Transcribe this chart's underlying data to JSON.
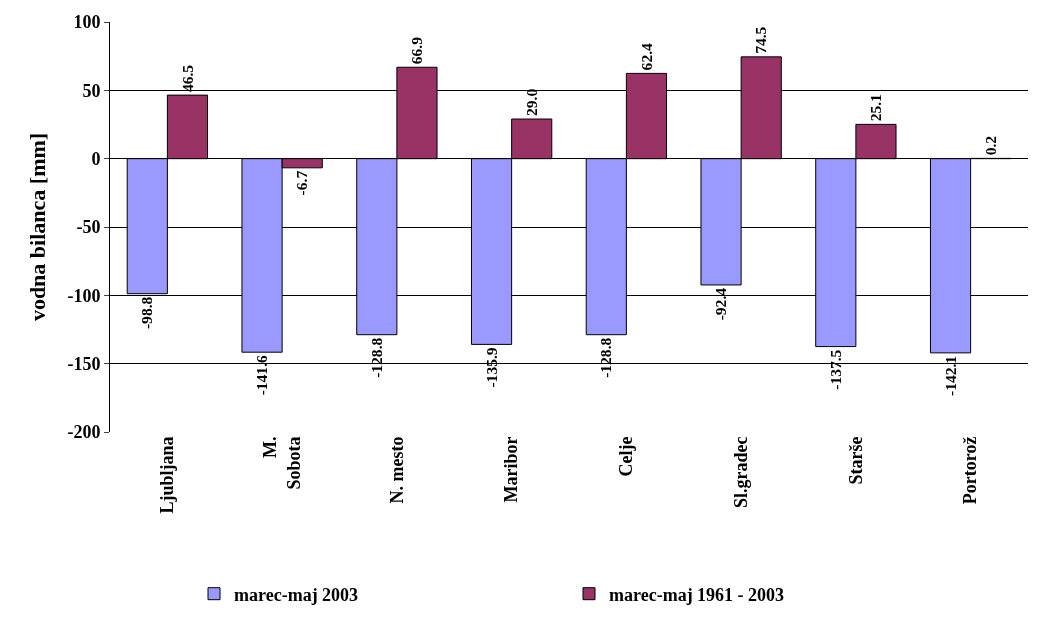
{
  "chart_data": {
    "type": "bar",
    "ylabel": "vodna bilanca [mm]",
    "categories": [
      "Ljubljana",
      "M.\nSobota",
      "N. mesto",
      "Maribor",
      "Celje",
      "Sl.gradec",
      "Starše",
      "Portorož"
    ],
    "series": [
      {
        "name": "marec-maj 2003",
        "color": "#9999ff",
        "values": [
          -98.8,
          -141.6,
          -128.8,
          -135.9,
          -128.8,
          -92.4,
          -137.5,
          -142.1
        ],
        "value_labels": [
          "-98.8",
          "-141.6",
          "-128.8",
          "-135.9",
          "-128.8",
          "-92.4",
          "-137.5",
          "-142.1"
        ]
      },
      {
        "name": "marec-maj 1961 - 2003",
        "color": "#993366",
        "values": [
          46.5,
          -6.7,
          66.9,
          29.0,
          62.4,
          74.5,
          25.1,
          0.2
        ],
        "value_labels": [
          "46.5",
          "-6.7",
          "66.9",
          "29.0",
          "62.4",
          "74.5",
          "25.1",
          "0.2"
        ]
      }
    ],
    "ylim": [
      -200,
      100
    ],
    "yticks": [
      -200,
      -150,
      -100,
      -50,
      0,
      50,
      100
    ],
    "grid": "y",
    "legend": "bottom"
  }
}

########

▶ **GIVEN EXERCISE**
Reproduce all the records verbatim, excluding images.

▶ **PROBLEM SOLUTION**
Transcribe this chart's underlying data to JSON.
{
  "chart_data": {
    "type": "bar",
    "ylabel": "vodna bilanca [mm]",
    "categories": [
      "Ljubljana",
      "M.\nSobota",
      "N. mesto",
      "Maribor",
      "Celje",
      "Sl.gradec",
      "Starše",
      "Portorož"
    ],
    "series": [
      {
        "name": "marec-maj 2003",
        "color": "#9999ff",
        "values": [
          -98.8,
          -141.6,
          -128.8,
          -135.9,
          -128.8,
          -92.4,
          -137.5,
          -142.1
        ],
        "value_labels": [
          "-98.8",
          "-141.6",
          "-128.8",
          "-135.9",
          "-128.8",
          "-92.4",
          "-137.5",
          "-142.1"
        ]
      },
      {
        "name": "marec-maj 1961 - 2003",
        "color": "#993366",
        "values": [
          46.5,
          -6.7,
          66.9,
          29.0,
          62.4,
          74.5,
          25.1,
          0.2
        ],
        "value_labels": [
          "46.5",
          "-6.7",
          "66.9",
          "29.0",
          "62.4",
          "74.5",
          "25.1",
          "0.2"
        ]
      }
    ],
    "ylim": [
      -200,
      100
    ],
    "yticks": [
      -200,
      -150,
      -100,
      -50,
      0,
      50,
      100
    ],
    "grid": "y",
    "legend": "bottom"
  }
}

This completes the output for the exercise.